● **Required action**: Could you write out all of the data again, word for word?

*** Opening Source records ***

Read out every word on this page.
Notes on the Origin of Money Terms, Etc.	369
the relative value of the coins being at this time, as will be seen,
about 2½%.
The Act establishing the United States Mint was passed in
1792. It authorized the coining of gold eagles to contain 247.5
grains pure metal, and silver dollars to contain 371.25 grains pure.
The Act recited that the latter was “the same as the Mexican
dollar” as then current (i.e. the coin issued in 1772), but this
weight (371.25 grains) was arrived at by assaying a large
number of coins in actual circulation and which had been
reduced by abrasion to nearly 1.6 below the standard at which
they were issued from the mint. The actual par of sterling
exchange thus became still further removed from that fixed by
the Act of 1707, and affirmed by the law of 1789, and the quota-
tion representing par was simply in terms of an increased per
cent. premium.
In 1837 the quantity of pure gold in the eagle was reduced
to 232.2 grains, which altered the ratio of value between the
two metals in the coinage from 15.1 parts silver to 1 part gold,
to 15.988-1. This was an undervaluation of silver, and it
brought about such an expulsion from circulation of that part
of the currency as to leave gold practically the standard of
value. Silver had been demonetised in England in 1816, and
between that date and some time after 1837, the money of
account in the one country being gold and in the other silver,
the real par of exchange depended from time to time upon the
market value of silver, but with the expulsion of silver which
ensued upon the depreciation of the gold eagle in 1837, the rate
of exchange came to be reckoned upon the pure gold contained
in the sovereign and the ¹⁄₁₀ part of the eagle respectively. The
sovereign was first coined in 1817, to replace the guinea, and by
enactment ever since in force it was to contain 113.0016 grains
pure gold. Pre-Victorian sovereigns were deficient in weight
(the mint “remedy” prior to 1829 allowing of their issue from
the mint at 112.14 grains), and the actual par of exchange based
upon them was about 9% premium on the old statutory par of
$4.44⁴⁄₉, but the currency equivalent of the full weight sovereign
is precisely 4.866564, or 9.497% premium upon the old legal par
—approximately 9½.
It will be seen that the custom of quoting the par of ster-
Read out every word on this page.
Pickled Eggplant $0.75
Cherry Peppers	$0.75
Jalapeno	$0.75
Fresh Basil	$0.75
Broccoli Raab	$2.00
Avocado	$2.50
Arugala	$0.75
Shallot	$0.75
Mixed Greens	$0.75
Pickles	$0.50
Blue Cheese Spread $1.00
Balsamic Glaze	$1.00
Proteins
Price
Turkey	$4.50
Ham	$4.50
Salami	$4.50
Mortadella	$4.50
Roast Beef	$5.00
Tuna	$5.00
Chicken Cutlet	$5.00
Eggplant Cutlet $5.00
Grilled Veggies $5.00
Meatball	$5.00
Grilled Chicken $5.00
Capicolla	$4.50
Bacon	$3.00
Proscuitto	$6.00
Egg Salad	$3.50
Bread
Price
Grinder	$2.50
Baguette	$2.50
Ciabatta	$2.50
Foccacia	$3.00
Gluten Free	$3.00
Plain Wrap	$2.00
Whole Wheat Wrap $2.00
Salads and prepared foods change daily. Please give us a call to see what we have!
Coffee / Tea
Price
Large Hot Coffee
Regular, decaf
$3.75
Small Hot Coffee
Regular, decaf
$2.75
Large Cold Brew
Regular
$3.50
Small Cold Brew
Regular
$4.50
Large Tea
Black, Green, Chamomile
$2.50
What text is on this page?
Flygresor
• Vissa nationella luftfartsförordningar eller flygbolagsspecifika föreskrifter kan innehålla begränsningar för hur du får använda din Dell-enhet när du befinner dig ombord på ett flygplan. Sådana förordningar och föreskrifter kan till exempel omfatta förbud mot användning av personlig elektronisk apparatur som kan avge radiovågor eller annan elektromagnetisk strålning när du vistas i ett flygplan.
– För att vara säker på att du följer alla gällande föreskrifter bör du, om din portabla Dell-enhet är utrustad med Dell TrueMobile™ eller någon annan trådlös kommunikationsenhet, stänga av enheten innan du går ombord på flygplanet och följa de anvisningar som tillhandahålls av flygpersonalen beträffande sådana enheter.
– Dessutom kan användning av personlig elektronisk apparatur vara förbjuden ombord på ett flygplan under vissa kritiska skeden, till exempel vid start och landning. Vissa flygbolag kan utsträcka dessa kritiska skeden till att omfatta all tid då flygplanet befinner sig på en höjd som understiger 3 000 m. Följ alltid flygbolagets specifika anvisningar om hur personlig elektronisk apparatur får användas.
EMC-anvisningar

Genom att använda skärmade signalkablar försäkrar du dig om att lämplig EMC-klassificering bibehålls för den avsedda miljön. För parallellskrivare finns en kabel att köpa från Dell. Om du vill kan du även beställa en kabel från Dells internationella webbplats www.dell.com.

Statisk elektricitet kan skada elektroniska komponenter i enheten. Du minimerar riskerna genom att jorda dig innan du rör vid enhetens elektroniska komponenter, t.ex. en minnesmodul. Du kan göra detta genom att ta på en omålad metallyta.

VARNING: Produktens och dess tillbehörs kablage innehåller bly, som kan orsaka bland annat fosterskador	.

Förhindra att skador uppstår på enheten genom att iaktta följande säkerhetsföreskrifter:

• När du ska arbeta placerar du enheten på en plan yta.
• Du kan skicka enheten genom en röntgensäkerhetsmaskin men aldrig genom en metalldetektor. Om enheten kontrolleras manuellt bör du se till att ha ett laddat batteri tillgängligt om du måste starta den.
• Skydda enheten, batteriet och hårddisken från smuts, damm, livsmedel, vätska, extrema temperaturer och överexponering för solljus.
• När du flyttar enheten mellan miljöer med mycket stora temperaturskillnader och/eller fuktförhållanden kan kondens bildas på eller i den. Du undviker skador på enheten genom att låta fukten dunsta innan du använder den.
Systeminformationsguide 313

*** Closing Source records ***

● **Result of the task**:
Read out every word on this page.
Notes on the Origin of Money Terms, Etc.	369
the relative value of the coins being at this time, as will be seen,
about 2½%.
The Act establishing the United States Mint was passed in
1792. It authorized the coining of gold eagles to contain 247.5
grains pure metal, and silver dollars to contain 371.25 grains pure.
The Act recited that the latter was “the same as the Mexican
dollar” as then current (i.e. the coin issued in 1772), but this
weight (371.25 grains) was arrived at by assaying a large
number of coins in actual circulation and which had been
reduced by abrasion to nearly 1.6 below the standard at which
they were issued from the mint. The actual par of sterling
exchange thus became still further removed from that fixed by
the Act of 1707, and affirmed by the law of 1789, and the quota-
tion representing par was simply in terms of an increased per
cent. premium.
In 1837 the quantity of pure gold in the eagle was reduced
to 232.2 grains, which altered the ratio of value between the
two metals in the coinage from 15.1 parts silver to 1 part gold,
to 15.988-1. This was an undervaluation of silver, and it
brought about such an expulsion from circulation of that part
of the currency as to leave gold practically the standard of
value. Silver had been demonetised in England in 1816, and
between that date and some time after 1837, the money of
account in the one country being gold and in the other silver,
the real par of exchange depended from time to time upon the
market value of silver, but with the expulsion of silver which
ensued upon the depreciation of the gold eagle in 1837, the rate
of exchange came to be reckoned upon the pure gold contained
in the sovereign and the ¹⁄₁₀ part of the eagle respectively. The
sovereign was first coined in 1817, to replace the guinea, and by
enactment ever since in force it was to contain 113.0016 grains
pure gold. Pre-Victorian sovereigns were deficient in weight
(the mint “remedy” prior to 1829 allowing of their issue from
the mint at 112.14 grains), and the actual par of exchange based
upon them was about 9% premium on the old statutory par of
$4.44⁴⁄₉, but the currency equivalent of the full weight sovereign
is precisely 4.866564, or 9.497% premium upon the old legal par
—approximately 9½.
It will be seen that the custom of quoting the par of ster-
Read out every word on this page.
Pickled Eggplant $0.75
Cherry Peppers	$0.75
Jalapeno	$0.75
Fresh Basil	$0.75
Broccoli Raab	$2.00
Avocado	$2.50
Arugala	$0.75
Shallot	$0.75
Mixed Greens	$0.75
Pickles	$0.50
Blue Cheese Spread $1.00
Balsamic Glaze	$1.00
Proteins
Price
Turkey	$4.50
Ham	$4.50
Salami	$4.50
Mortadella	$4.50
Roast Beef	$5.00
Tuna	$5.00
Chicken Cutlet	$5.00
Eggplant Cutlet $5.00
Grilled Veggies $5.00
Meatball	$5.00
Grilled Chicken $5.00
Capicolla	$4.50
Bacon	$3.00
Proscuitto	$6.00
Egg Salad	$3.50
Bread
Price
Grinder	$2.50
Baguette	$2.50
Ciabatta	$2.50
Foccacia	$3.00
Gluten Free	$3.00
Plain Wrap	$2.00
Whole Wheat Wrap $2.00
Salads and prepared foods change daily. Please give us a call to see what we have!
Coffee / Tea
Price
Large Hot Coffee
Regular, decaf
$3.75
Small Hot Coffee
Regular, decaf
$2.75
Large Cold Brew
Regular
$3.50
Small Cold Brew
Regular
$4.50
Large Tea
Black, Green, Chamomile
$2.50
What text is on this page?
Flygresor
• Vissa nationella luftfartsförordningar eller flygbolagsspecifika föreskrifter kan innehålla begränsningar för hur du får använda din Dell-enhet när du befinner dig ombord på ett flygplan. Sådana förordningar och föreskrifter kan till exempel omfatta förbud mot användning av personlig elektronisk apparatur som kan avge radiovågor eller annan elektromagnetisk strålning när du vistas i ett flygplan.
– För att vara säker på att du följer alla gällande föreskrifter bör du, om din portabla Dell-enhet är utrustad med Dell TrueMobile™ eller någon annan trådlös kommunikationsenhet, stänga av enheten innan du går ombord på flygplanet och följa de anvisningar som tillhandahålls av flygpersonalen beträffande sådana enheter.
– Dessutom kan användning av personlig elektronisk apparatur vara förbjuden ombord på ett flygplan under vissa kritiska skeden, till exempel vid start och landning. Vissa flygbolag kan utsträcka dessa kritiska skeden till att omfatta all tid då flygplanet befinner sig på en höjd som understiger 3 000 m. Följ alltid flygbolagets specifika anvisningar om hur personlig elektronisk apparatur får användas.
EMC-anvisningar

Genom att använda skärmade signalkablar försäkrar du dig om att lämplig EMC-klassificering bibehålls för den avsedda miljön. För parallellskrivare finns en kabel att köpa från Dell. Om du vill kan du även beställa en kabel från Dells internationella webbplats www.dell.com.

Statisk elektricitet kan skada elektroniska komponenter i enheten. Du minimerar riskerna genom att jorda dig innan du rör vid enhetens elektroniska komponenter, t.ex. en minnesmodul. Du kan göra detta genom att ta på en omålad metallyta.

VARNING: Produktens och dess tillbehörs kablage innehåller bly, som kan orsaka bland annat fosterskador	.

Förhindra att skador uppstår på enheten genom att iaktta följande säkerhetsföreskrifter:

• När du ska arbeta placerar du enheten på en plan yta.
• Du kan skicka enheten genom en röntgensäkerhetsmaskin men aldrig genom en metalldetektor. Om enheten kontrolleras manuellt bör du se till att ha ett laddat batteri tillgängligt om du måste starta den.
• Skydda enheten, batteriet och hårddisken från smuts, damm, livsmedel, vätska, extrema temperaturer och överexponering för solljus.
• När du flyttar enheten mellan miljöer med mycket stora temperaturskillnader och/eller fuktförhållanden kan kondens bildas på eller i den. Du undviker skador på enheten genom att låta fukten dunsta innan du använder den.
Systeminformationsguide 313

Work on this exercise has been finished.